> _Exercise task_
Transcribe the listing below word for word.

> _Dataset excerpts_

** BEGIN **

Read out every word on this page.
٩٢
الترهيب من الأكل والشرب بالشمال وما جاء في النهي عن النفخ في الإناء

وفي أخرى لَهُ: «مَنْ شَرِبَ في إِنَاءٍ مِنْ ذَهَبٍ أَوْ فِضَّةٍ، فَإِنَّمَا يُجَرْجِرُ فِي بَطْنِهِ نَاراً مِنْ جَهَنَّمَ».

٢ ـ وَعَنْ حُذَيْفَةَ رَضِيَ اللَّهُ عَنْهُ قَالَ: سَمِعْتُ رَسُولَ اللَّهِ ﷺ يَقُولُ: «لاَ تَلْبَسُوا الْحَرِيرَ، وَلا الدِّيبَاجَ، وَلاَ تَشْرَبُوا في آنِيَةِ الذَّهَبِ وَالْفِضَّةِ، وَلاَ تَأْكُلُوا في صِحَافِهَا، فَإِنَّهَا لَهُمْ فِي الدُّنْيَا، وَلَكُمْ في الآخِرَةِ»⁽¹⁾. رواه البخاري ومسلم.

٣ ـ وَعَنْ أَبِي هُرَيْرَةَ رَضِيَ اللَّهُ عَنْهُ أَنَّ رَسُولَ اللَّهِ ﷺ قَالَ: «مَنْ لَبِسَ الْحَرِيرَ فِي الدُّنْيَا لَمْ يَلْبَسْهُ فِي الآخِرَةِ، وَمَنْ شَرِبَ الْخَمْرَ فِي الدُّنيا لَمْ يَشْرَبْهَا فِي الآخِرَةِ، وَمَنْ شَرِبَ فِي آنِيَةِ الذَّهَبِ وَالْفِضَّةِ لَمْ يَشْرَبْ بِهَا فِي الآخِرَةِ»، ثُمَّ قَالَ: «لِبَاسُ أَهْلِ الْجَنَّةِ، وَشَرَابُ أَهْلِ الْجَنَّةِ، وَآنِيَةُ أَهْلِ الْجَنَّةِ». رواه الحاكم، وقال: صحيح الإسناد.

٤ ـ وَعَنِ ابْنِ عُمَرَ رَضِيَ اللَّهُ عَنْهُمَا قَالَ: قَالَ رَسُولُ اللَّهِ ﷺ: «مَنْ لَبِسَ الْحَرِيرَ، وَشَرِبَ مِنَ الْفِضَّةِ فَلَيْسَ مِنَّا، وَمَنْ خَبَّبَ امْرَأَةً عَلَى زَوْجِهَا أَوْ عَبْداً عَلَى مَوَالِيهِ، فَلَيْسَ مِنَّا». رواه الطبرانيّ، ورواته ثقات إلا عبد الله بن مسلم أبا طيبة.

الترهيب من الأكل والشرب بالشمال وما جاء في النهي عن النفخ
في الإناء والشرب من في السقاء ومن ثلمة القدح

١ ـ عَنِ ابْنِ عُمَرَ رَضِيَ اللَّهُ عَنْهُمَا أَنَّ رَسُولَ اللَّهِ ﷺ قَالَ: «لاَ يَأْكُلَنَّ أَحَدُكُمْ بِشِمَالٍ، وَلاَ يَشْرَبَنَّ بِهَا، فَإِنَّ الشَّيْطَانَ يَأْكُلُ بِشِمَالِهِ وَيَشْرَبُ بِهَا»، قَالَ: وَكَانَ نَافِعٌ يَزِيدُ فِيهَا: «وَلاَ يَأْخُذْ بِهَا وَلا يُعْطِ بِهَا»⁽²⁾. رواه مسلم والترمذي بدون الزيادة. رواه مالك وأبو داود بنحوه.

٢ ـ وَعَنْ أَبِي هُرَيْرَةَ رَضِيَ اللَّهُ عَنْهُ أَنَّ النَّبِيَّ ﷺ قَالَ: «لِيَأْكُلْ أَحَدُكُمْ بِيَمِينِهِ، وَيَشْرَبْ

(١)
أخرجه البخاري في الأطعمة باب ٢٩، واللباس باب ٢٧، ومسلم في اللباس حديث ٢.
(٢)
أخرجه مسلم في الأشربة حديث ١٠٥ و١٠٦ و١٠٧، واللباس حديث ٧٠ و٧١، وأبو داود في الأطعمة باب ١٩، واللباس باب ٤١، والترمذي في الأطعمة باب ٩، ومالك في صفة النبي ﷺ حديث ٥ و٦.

** END **

> _Output for this exercise_
Read out every word on this page.
٩٢
الترهيب من الأكل والشرب بالشمال وما جاء في النهي عن النفخ في الإناء

وفي أخرى لَهُ: «مَنْ شَرِبَ في إِنَاءٍ مِنْ ذَهَبٍ أَوْ فِضَّةٍ، فَإِنَّمَا يُجَرْجِرُ فِي بَطْنِهِ نَاراً مِنْ جَهَنَّمَ».

٢ ـ وَعَنْ حُذَيْفَةَ رَضِيَ اللَّهُ عَنْهُ قَالَ: سَمِعْتُ رَسُولَ اللَّهِ ﷺ يَقُولُ: «لاَ تَلْبَسُوا الْحَرِيرَ، وَلا الدِّيبَاجَ، وَلاَ تَشْرَبُوا في آنِيَةِ الذَّهَبِ وَالْفِضَّةِ، وَلاَ تَأْكُلُوا في صِحَافِهَا، فَإِنَّهَا لَهُمْ فِي الدُّنْيَا، وَلَكُمْ في الآخِرَةِ»⁽¹⁾. رواه البخاري ومسلم.

٣ ـ وَعَنْ أَبِي هُرَيْرَةَ رَضِيَ اللَّهُ عَنْهُ أَنَّ رَسُولَ اللَّهِ ﷺ قَالَ: «مَنْ لَبِسَ الْحَرِيرَ فِي الدُّنْيَا لَمْ يَلْبَسْهُ فِي الآخِرَةِ، وَمَنْ شَرِبَ الْخَمْرَ فِي الدُّنيا لَمْ يَشْرَبْهَا فِي الآخِرَةِ، وَمَنْ شَرِبَ فِي آنِيَةِ الذَّهَبِ وَالْفِضَّةِ لَمْ يَشْرَبْ بِهَا فِي الآخِرَةِ»، ثُمَّ قَالَ: «لِبَاسُ أَهْلِ الْجَنَّةِ، وَشَرَابُ أَهْلِ الْجَنَّةِ، وَآنِيَةُ أَهْلِ الْجَنَّةِ». رواه الحاكم، وقال: صحيح الإسناد.

٤ ـ وَعَنِ ابْنِ عُمَرَ رَضِيَ اللَّهُ عَنْهُمَا قَالَ: قَالَ رَسُولُ اللَّهِ ﷺ: «مَنْ لَبِسَ الْحَرِيرَ، وَشَرِبَ مِنَ الْفِضَّةِ فَلَيْسَ مِنَّا، وَمَنْ خَبَّبَ امْرَأَةً عَلَى زَوْجِهَا أَوْ عَبْداً عَلَى مَوَالِيهِ، فَلَيْسَ مِنَّا». رواه الطبرانيّ، ورواته ثقات إلا عبد الله بن مسلم أبا طيبة.

الترهيب من الأكل والشرب بالشمال وما جاء في النهي عن النفخ
في الإناء والشرب من في السقاء ومن ثلمة القدح

١ ـ عَنِ ابْنِ عُمَرَ رَضِيَ اللَّهُ عَنْهُمَا أَنَّ رَسُولَ اللَّهِ ﷺ قَالَ: «لاَ يَأْكُلَنَّ أَحَدُكُمْ بِشِمَالٍ، وَلاَ يَشْرَبَنَّ بِهَا، فَإِنَّ الشَّيْطَانَ يَأْكُلُ بِشِمَالِهِ وَيَشْرَبُ بِهَا»، قَالَ: وَكَانَ نَافِعٌ يَزِيدُ فِيهَا: «وَلاَ يَأْخُذْ بِهَا وَلا يُعْطِ بِهَا»⁽²⁾. رواه مسلم والترمذي بدون الزيادة. رواه مالك وأبو داود بنحوه.

٢ ـ وَعَنْ أَبِي هُرَيْرَةَ رَضِيَ اللَّهُ عَنْهُ أَنَّ النَّبِيَّ ﷺ قَالَ: «لِيَأْكُلْ أَحَدُكُمْ بِيَمِينِهِ، وَيَشْرَبْ

(١)
أخرجه البخاري في الأطعمة باب ٢٩، واللباس باب ٢٧، ومسلم في اللباس حديث ٢.
(٢)
أخرجه مسلم في الأشربة حديث ١٠٥ و١٠٦ و١٠٧، واللباس حديث ٧٠ و٧١، وأبو داود في الأطعمة باب ١٩، واللباس باب ٤١، والترمذي في الأطعمة باب ٩، ومالك في صفة النبي ﷺ حديث ٥ و٦.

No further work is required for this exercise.